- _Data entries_

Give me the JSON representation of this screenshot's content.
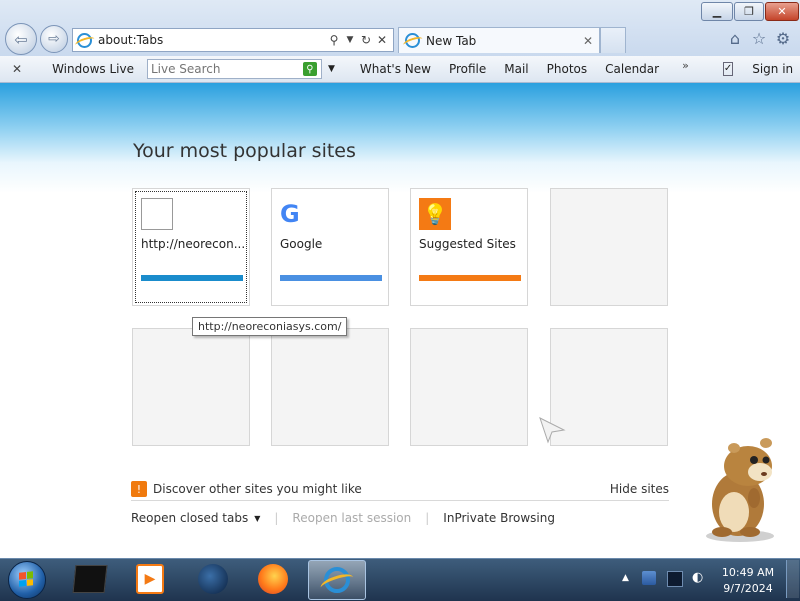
{
  "address_bar": {
    "url": "about:Tabs"
  },
  "tabs": [
    {
      "label": "New Tab"
    }
  ],
  "command_bar": {
    "brand_label": "Windows Live",
    "search_placeholder": "Live Search",
    "links": [
      "What's New",
      "Profile",
      "Mail",
      "Photos",
      "Calendar"
    ],
    "overflow": "»",
    "sign_in": "Sign in"
  },
  "main": {
    "title": "Your most popular sites",
    "tiles": [
      {
        "label": "http://neorecon...",
        "bar_color": "#1a8ccc"
      },
      {
        "label": "Google",
        "bar_color": "#4a90e2"
      },
      {
        "label": "Suggested Sites",
        "bar_color": "#f47a14"
      }
    ],
    "tooltip": "http://neoreconiasys.com/",
    "discover_label": "Discover other sites you might like",
    "hide_sites": "Hide sites",
    "reopen_closed_tabs": "Reopen closed tabs",
    "reopen_last_session": "Reopen last session",
    "inprivate": "InPrivate Browsing"
  },
  "taskbar": {
    "time": "10:49 AM",
    "date": "9/7/2024"
  },
  "icons": {
    "back": "back-arrow-icon",
    "forward": "forward-arrow-icon",
    "home": "home-icon",
    "favorites": "star-icon",
    "tools": "gear-icon"
  },
  "colors": {
    "accent_blue": "#1a8ccc",
    "google_blue": "#4a90e2",
    "suggested_orange": "#f47a14"
  }
}
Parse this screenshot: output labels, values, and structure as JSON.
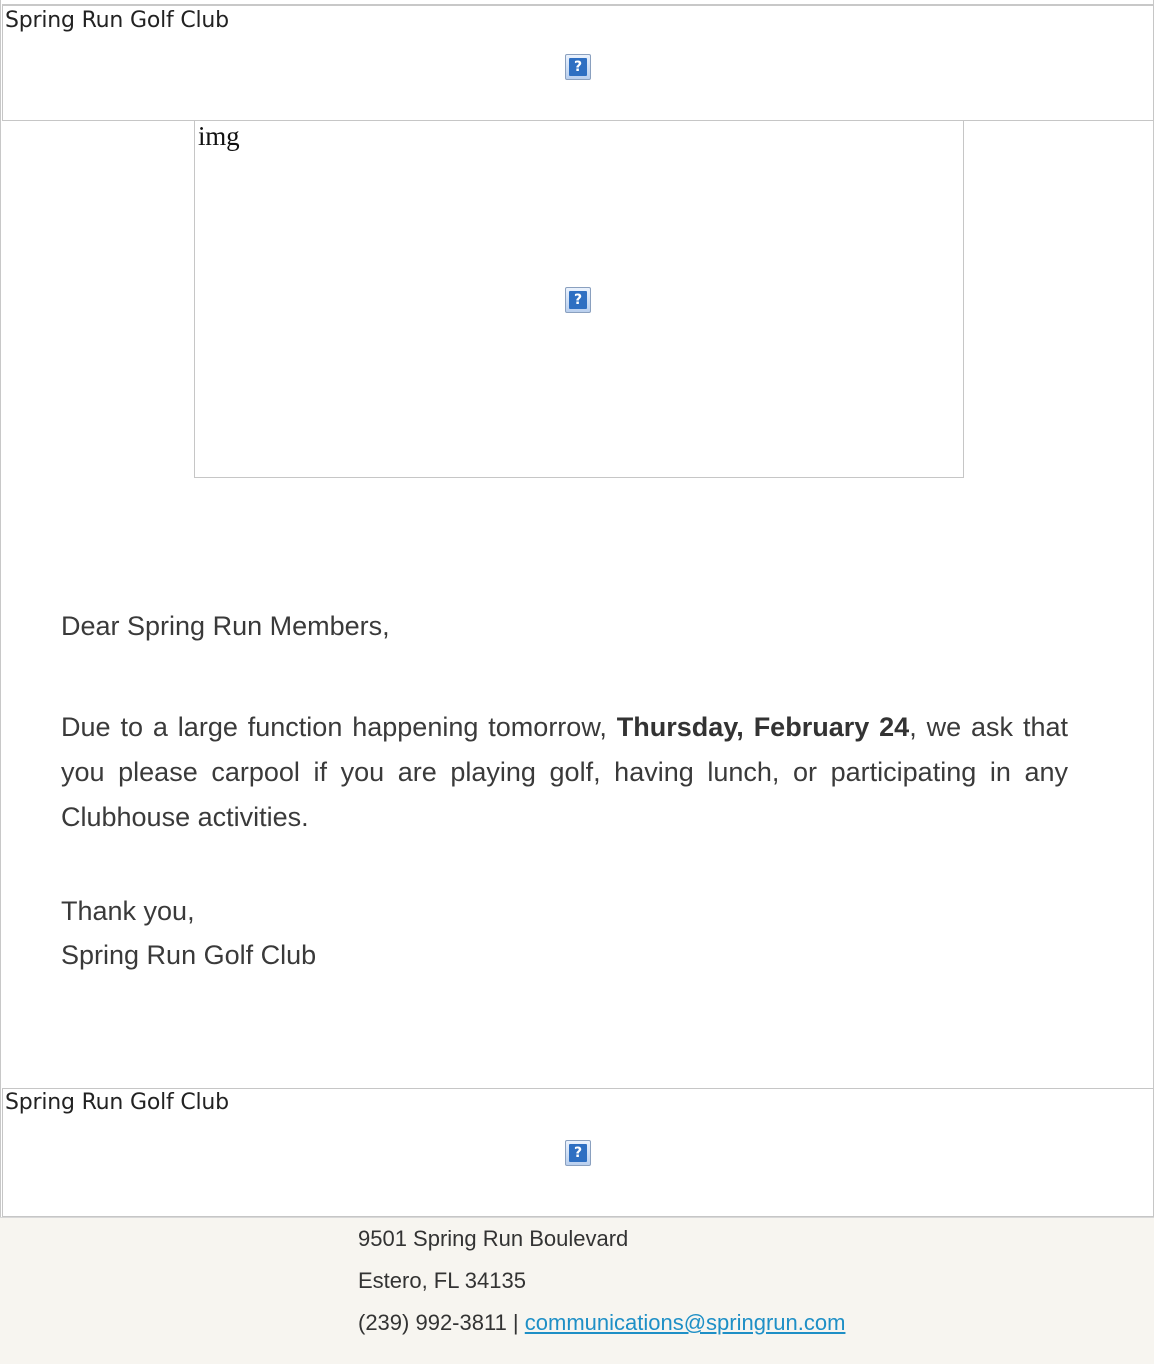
{
  "header": {
    "alt_text": "Spring Run Golf Club",
    "icon": "broken-image-icon"
  },
  "hero": {
    "alt_text": "img",
    "icon": "broken-image-icon"
  },
  "message": {
    "greeting": "Dear Spring Run Members,",
    "para_before": "Due to a large function happening tomorrow, ",
    "para_bold": "Thursday, February 24",
    "para_after": ", we ask that you please carpool if you are playing golf, having lunch, or participating in any Clubhouse activities.",
    "signoff": "Thank you,",
    "signature": "Spring Run Golf Club"
  },
  "footer": {
    "alt_text": "Spring Run Golf Club",
    "icon": "broken-image-icon",
    "address_line1": "9501 Spring Run Boulevard",
    "address_line2": "Estero, FL 34135",
    "phone": "(239) 992-3811",
    "separator": " | ",
    "email": "communications@springrun.com"
  },
  "colors": {
    "link": "#1e8fc6",
    "footer_bg": "#f7f5f0",
    "text": "#333333"
  }
}
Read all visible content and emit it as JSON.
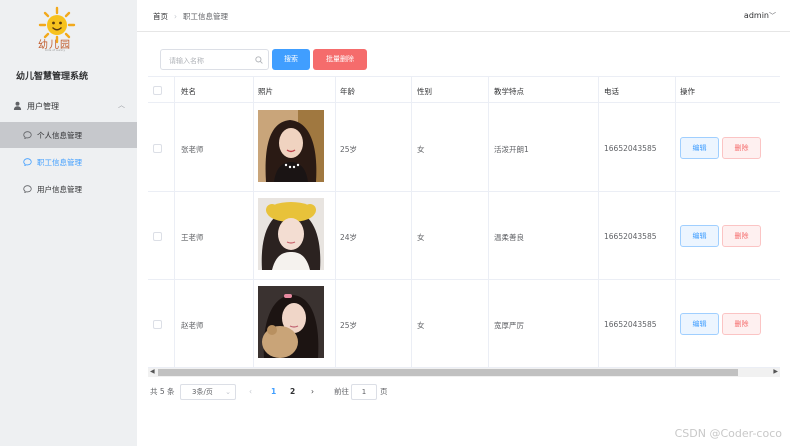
{
  "sidebar": {
    "logo_text": "幼儿园",
    "logo_sub": "Kids of sunny",
    "system_title": "幼儿智慧管理系统",
    "group_label": "用户管理",
    "items": [
      {
        "label": "个人信息管理"
      },
      {
        "label": "职工信息管理"
      },
      {
        "label": "用户信息管理"
      }
    ]
  },
  "header": {
    "breadcrumb_home": "首页",
    "breadcrumb_current": "职工信息管理",
    "user": "admin"
  },
  "toolbar": {
    "search_placeholder": "请输入名称",
    "search_button": "搜索",
    "batch_delete_button": "批量删除"
  },
  "table": {
    "columns": [
      "姓名",
      "照片",
      "年龄",
      "性别",
      "教学特点",
      "电话",
      "操作"
    ],
    "rows": [
      {
        "name": "张老师",
        "age": "25岁",
        "gender": "女",
        "feature": "活泼开朗1",
        "phone": "16652043585"
      },
      {
        "name": "王老师",
        "age": "24岁",
        "gender": "女",
        "feature": "温柔善良",
        "phone": "16652043585"
      },
      {
        "name": "赵老师",
        "age": "25岁",
        "gender": "女",
        "feature": "宽厚严厉",
        "phone": "16652043585"
      }
    ],
    "edit_label": "编辑",
    "delete_label": "删除"
  },
  "pagination": {
    "total_text": "共 5 条",
    "page_size": "3条/页",
    "pages": [
      "1",
      "2"
    ],
    "current_page": "1",
    "goto_label": "前往",
    "goto_value": "1",
    "page_suffix": "页",
    "prev": "‹",
    "next": "›"
  },
  "watermark": "CSDN @Coder-coco",
  "colors": {
    "primary": "#409eff",
    "danger": "#f56c6c",
    "sidebar_bg": "#eef0f2"
  }
}
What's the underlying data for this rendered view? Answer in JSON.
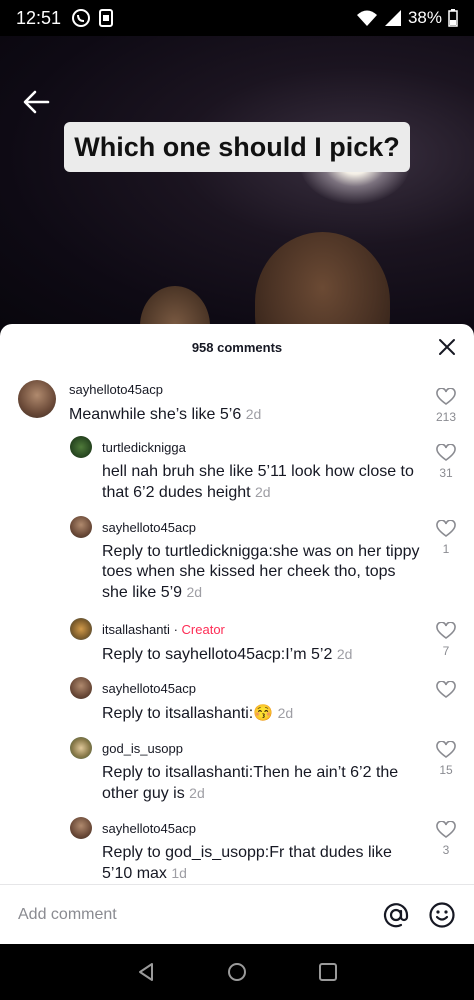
{
  "status": {
    "time": "12:51",
    "battery": "38%",
    "icons": [
      "whatsapp-icon",
      "sim-icon",
      "wifi-icon",
      "signal-icon",
      "battery-icon"
    ]
  },
  "video": {
    "caption": "Which one should I pick?"
  },
  "comments_panel": {
    "count_label": "958 comments",
    "items": [
      {
        "username": "sayhelloto45acp",
        "creator": "",
        "mention": "",
        "text": "Meanwhile she’s like 5’6",
        "time": "2d",
        "likes": "213"
      },
      {
        "username": "turtledicknigga",
        "creator": "",
        "mention": "",
        "text": "hell nah bruh she like 5’11 look how close to that 6’2 dudes height",
        "time": "2d",
        "likes": "31"
      },
      {
        "username": "sayhelloto45acp",
        "creator": "",
        "reply_prefix": "Reply to ",
        "mention": "turtledicknigga",
        "text": ":she was on her tippy toes when she kissed her cheek tho, tops she like 5’9",
        "time": "2d",
        "likes": "1"
      },
      {
        "username": "itsallashanti",
        "creator": "Creator",
        "separator": "·",
        "reply_prefix": "Reply to ",
        "mention": "sayhelloto45acp",
        "text": ":I’m 5’2",
        "time": "2d",
        "likes": "7"
      },
      {
        "username": "sayhelloto45acp",
        "creator": "",
        "reply_prefix": "Reply to ",
        "mention": "itsallashanti",
        "text": ":",
        "emoji": "😚",
        "time": "2d",
        "likes": ""
      },
      {
        "username": "god_is_usopp",
        "creator": "",
        "reply_prefix": "Reply to ",
        "mention": "itsallashanti",
        "text": ":Then he ain’t 6’2 the other guy is",
        "time": "2d",
        "likes": "15"
      },
      {
        "username": "sayhelloto45acp",
        "creator": "",
        "reply_prefix": "Reply to ",
        "mention": "god_is_usopp",
        "text": ":Fr that dudes like 5’10 max",
        "time": "1d",
        "likes": "3"
      }
    ]
  },
  "add_comment": {
    "placeholder": "Add comment"
  },
  "colors": {
    "accent": "#fe2c55",
    "text": "#161823",
    "muted": "#8a8b91"
  }
}
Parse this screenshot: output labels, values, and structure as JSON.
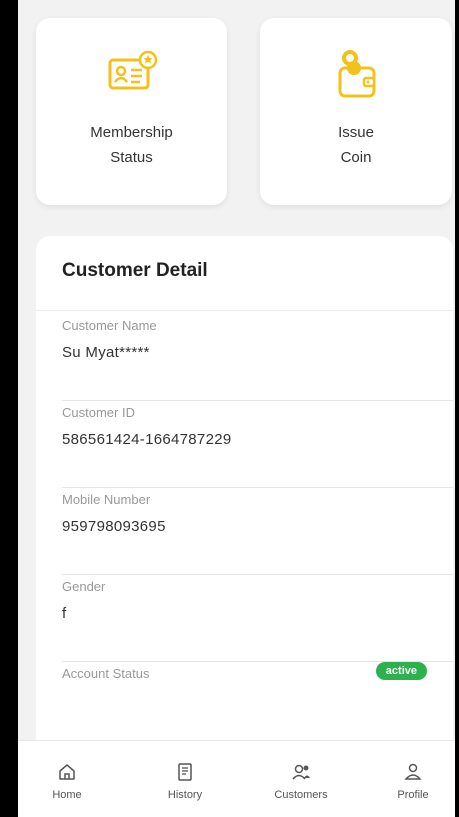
{
  "cards": [
    {
      "label": "Membership\nStatus",
      "icon": "membership-card-icon"
    },
    {
      "label": "Issue\nCoin",
      "icon": "coin-wallet-icon"
    }
  ],
  "detail": {
    "title": "Customer Detail",
    "fields": [
      {
        "label": "Customer Name",
        "value": "Su Myat*****"
      },
      {
        "label": "Customer ID",
        "value": "586561424-1664787229"
      },
      {
        "label": "Mobile Number",
        "value": "959798093695"
      },
      {
        "label": "Gender",
        "value": "f"
      },
      {
        "label": "Account Status",
        "badge": "active"
      }
    ]
  },
  "nav": [
    {
      "label": "Home",
      "icon": "home-icon"
    },
    {
      "label": "History",
      "icon": "history-icon"
    },
    {
      "label": "Customers",
      "icon": "customers-icon"
    },
    {
      "label": "Profile",
      "icon": "profile-icon"
    }
  ],
  "colors": {
    "accent": "#f2c21b",
    "badge": "#2bb24c"
  }
}
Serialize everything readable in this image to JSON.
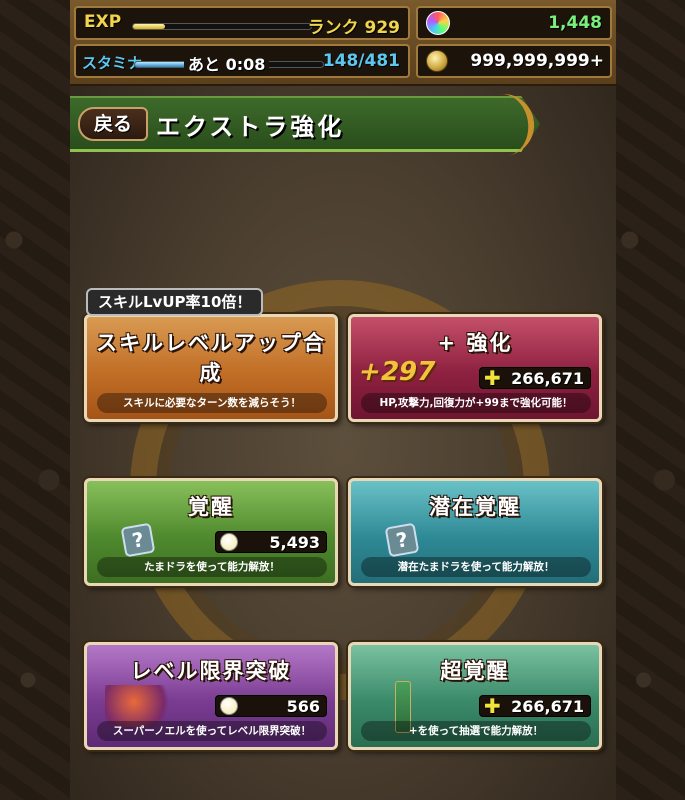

- _Objective_
Quote the full listing above word for word; exclude every picture from the copy.

- _Task response_
Give me the JSON representation of this screenshot's content.
{
  "address_bar": {
    "url": "about:Tabs"
  },
  "tabs": [
    {
      "label": "New Tab"
    }
  ],
  "command_bar": {
    "brand_label": "Windows Live",
    "search_placeholder": "Live Search",
    "links": [
      "What's New",
      "Profile",
      "Mail",
      "Photos",
      "Calendar"
    ],
    "overflow": "»",
    "sign_in": "Sign in"
  },
  "main": {
    "title": "Your most popular sites",
    "tiles": [
      {
        "label": "http://neorecon...",
        "bar_color": "#1a8ccc"
      },
      {
        "label": "Google",
        "bar_color": "#4a90e2"
      },
      {
        "label": "Suggested Sites",
        "bar_color": "#f47a14"
      }
    ],
    "tooltip": "http://neoreconiasys.com/",
    "discover_label": "Discover other sites you might like",
    "hide_sites": "Hide sites",
    "reopen_closed_tabs": "Reopen closed tabs",
    "reopen_last_session": "Reopen last session",
    "inprivate": "InPrivate Browsing"
  },
  "taskbar": {
    "time": "10:49 AM",
    "date": "9/7/2024"
  },
  "icons": {
    "back": "back-arrow-icon",
    "forward": "forward-arrow-icon",
    "home": "home-icon",
    "favorites": "star-icon",
    "tools": "gear-icon"
  },
  "colors": {
    "accent_blue": "#1a8ccc",
    "google_blue": "#4a90e2",
    "suggested_orange": "#f47a14"
  }
}
Parse this screenshot: output labels, values, and structure as JSON.
{
  "header": {
    "alt_text": "Spring Run Golf Club",
    "icon": "broken-image-icon"
  },
  "hero": {
    "alt_text": "img",
    "icon": "broken-image-icon"
  },
  "message": {
    "greeting": "Dear Spring Run Members,",
    "para_before": "Due to a large function happening tomorrow, ",
    "para_bold": "Thursday, February 24",
    "para_after": ", we ask that you please carpool if you are playing golf, having lunch, or participating in any Clubhouse activities.",
    "signoff": "Thank you,",
    "signature": "Spring Run Golf Club"
  },
  "footer": {
    "alt_text": "Spring Run Golf Club",
    "icon": "broken-image-icon",
    "address_line1": "9501 Spring Run Boulevard",
    "address_line2": "Estero, FL 34135",
    "phone": "(239) 992-3811",
    "separator": " | ",
    "email": "communications@springrun.com"
  },
  "colors": {
    "link": "#1e8fc6",
    "footer_bg": "#f7f5f0",
    "text": "#333333"
  }
}
Read all visible content and emit it as JSON.
{
  "sidebar": {
    "logo_text": "幼儿园",
    "logo_sub": "Kids of sunny",
    "system_title": "幼儿智慧管理系统",
    "group_label": "用户管理",
    "items": [
      {
        "label": "个人信息管理"
      },
      {
        "label": "职工信息管理"
      },
      {
        "label": "用户信息管理"
      }
    ]
  },
  "header": {
    "breadcrumb_home": "首页",
    "breadcrumb_current": "职工信息管理",
    "user": "admin"
  },
  "toolbar": {
    "search_placeholder": "请输入名称",
    "search_button": "搜索",
    "batch_delete_button": "批量删除"
  },
  "table": {
    "columns": [
      "姓名",
      "照片",
      "年龄",
      "性别",
      "教学特点",
      "电话",
      "操作"
    ],
    "rows": [
      {
        "name": "张老师",
        "age": "25岁",
        "gender": "女",
        "feature": "活泼开朗1",
        "phone": "16652043585"
      },
      {
        "name": "王老师",
        "age": "24岁",
        "gender": "女",
        "feature": "温柔善良",
        "phone": "16652043585"
      },
      {
        "name": "赵老师",
        "age": "25岁",
        "gender": "女",
        "feature": "宽厚严厉",
        "phone": "16652043585"
      }
    ],
    "edit_label": "编辑",
    "delete_label": "删除"
  },
  "pagination": {
    "total_text": "共 5 条",
    "page_size": "3条/页",
    "pages": [
      "1",
      "2"
    ],
    "current_page": "1",
    "goto_label": "前往",
    "goto_value": "1",
    "page_suffix": "页",
    "prev": "‹",
    "next": "›"
  },
  "watermark": "CSDN @Coder-coco",
  "colors": {
    "primary": "#409eff",
    "danger": "#f56c6c",
    "sidebar_bg": "#eef0f2"
  }
}
What's the underlying data for this rendered view? Answer in JSON.
{
  "status": {
    "time": "12:51",
    "battery": "38%",
    "icons": [
      "whatsapp-icon",
      "sim-icon",
      "wifi-icon",
      "signal-icon",
      "battery-icon"
    ]
  },
  "video": {
    "caption": "Which one should I pick?"
  },
  "comments_panel": {
    "count_label": "958 comments",
    "items": [
      {
        "username": "sayhelloto45acp",
        "creator": "",
        "mention": "",
        "text": "Meanwhile she’s like 5’6",
        "time": "2d",
        "likes": "213"
      },
      {
        "username": "turtledicknigga",
        "creator": "",
        "mention": "",
        "text": "hell nah bruh she like 5’11 look how close to that 6’2 dudes height",
        "time": "2d",
        "likes": "31"
      },
      {
        "username": "sayhelloto45acp",
        "creator": "",
        "reply_prefix": "Reply to ",
        "mention": "turtledicknigga",
        "text": ":she was on her tippy toes when she kissed her cheek tho, tops she like 5’9",
        "time": "2d",
        "likes": "1"
      },
      {
        "username": "itsallashanti",
        "creator": "Creator",
        "separator": "·",
        "reply_prefix": "Reply to ",
        "mention": "sayhelloto45acp",
        "text": ":I’m 5’2",
        "time": "2d",
        "likes": "7"
      },
      {
        "username": "sayhelloto45acp",
        "creator": "",
        "reply_prefix": "Reply to ",
        "mention": "itsallashanti",
        "text": ":",
        "emoji": "😚",
        "time": "2d",
        "likes": ""
      },
      {
        "username": "god_is_usopp",
        "creator": "",
        "reply_prefix": "Reply to ",
        "mention": "itsallashanti",
        "text": ":Then he ain’t 6’2 the other guy is",
        "time": "2d",
        "likes": "15"
      },
      {
        "username": "sayhelloto45acp",
        "creator": "",
        "reply_prefix": "Reply to ",
        "mention": "god_is_usopp",
        "text": ":Fr that dudes like 5’10 max",
        "time": "1d",
        "likes": "3"
      }
    ]
  },
  "add_comment": {
    "placeholder": "Add comment"
  },
  "colors": {
    "accent": "#fe2c55",
    "text": "#161823",
    "muted": "#8a8b91"
  }
}
Parse this screenshot: output labels, values, and structure as JSON.
{
  "cards": [
    {
      "label": "Membership\nStatus",
      "icon": "membership-card-icon"
    },
    {
      "label": "Issue\nCoin",
      "icon": "coin-wallet-icon"
    }
  ],
  "detail": {
    "title": "Customer Detail",
    "fields": [
      {
        "label": "Customer Name",
        "value": "Su Myat*****"
      },
      {
        "label": "Customer ID",
        "value": "586561424-1664787229"
      },
      {
        "label": "Mobile Number",
        "value": "959798093695"
      },
      {
        "label": "Gender",
        "value": "f"
      },
      {
        "label": "Account Status",
        "badge": "active"
      }
    ]
  },
  "nav": [
    {
      "label": "Home",
      "icon": "home-icon"
    },
    {
      "label": "History",
      "icon": "history-icon"
    },
    {
      "label": "Customers",
      "icon": "customers-icon"
    },
    {
      "label": "Profile",
      "icon": "profile-icon"
    }
  ],
  "colors": {
    "accent": "#f2c21b",
    "badge": "#2bb24c"
  }
}
Serialize everything readable in this image to JSON.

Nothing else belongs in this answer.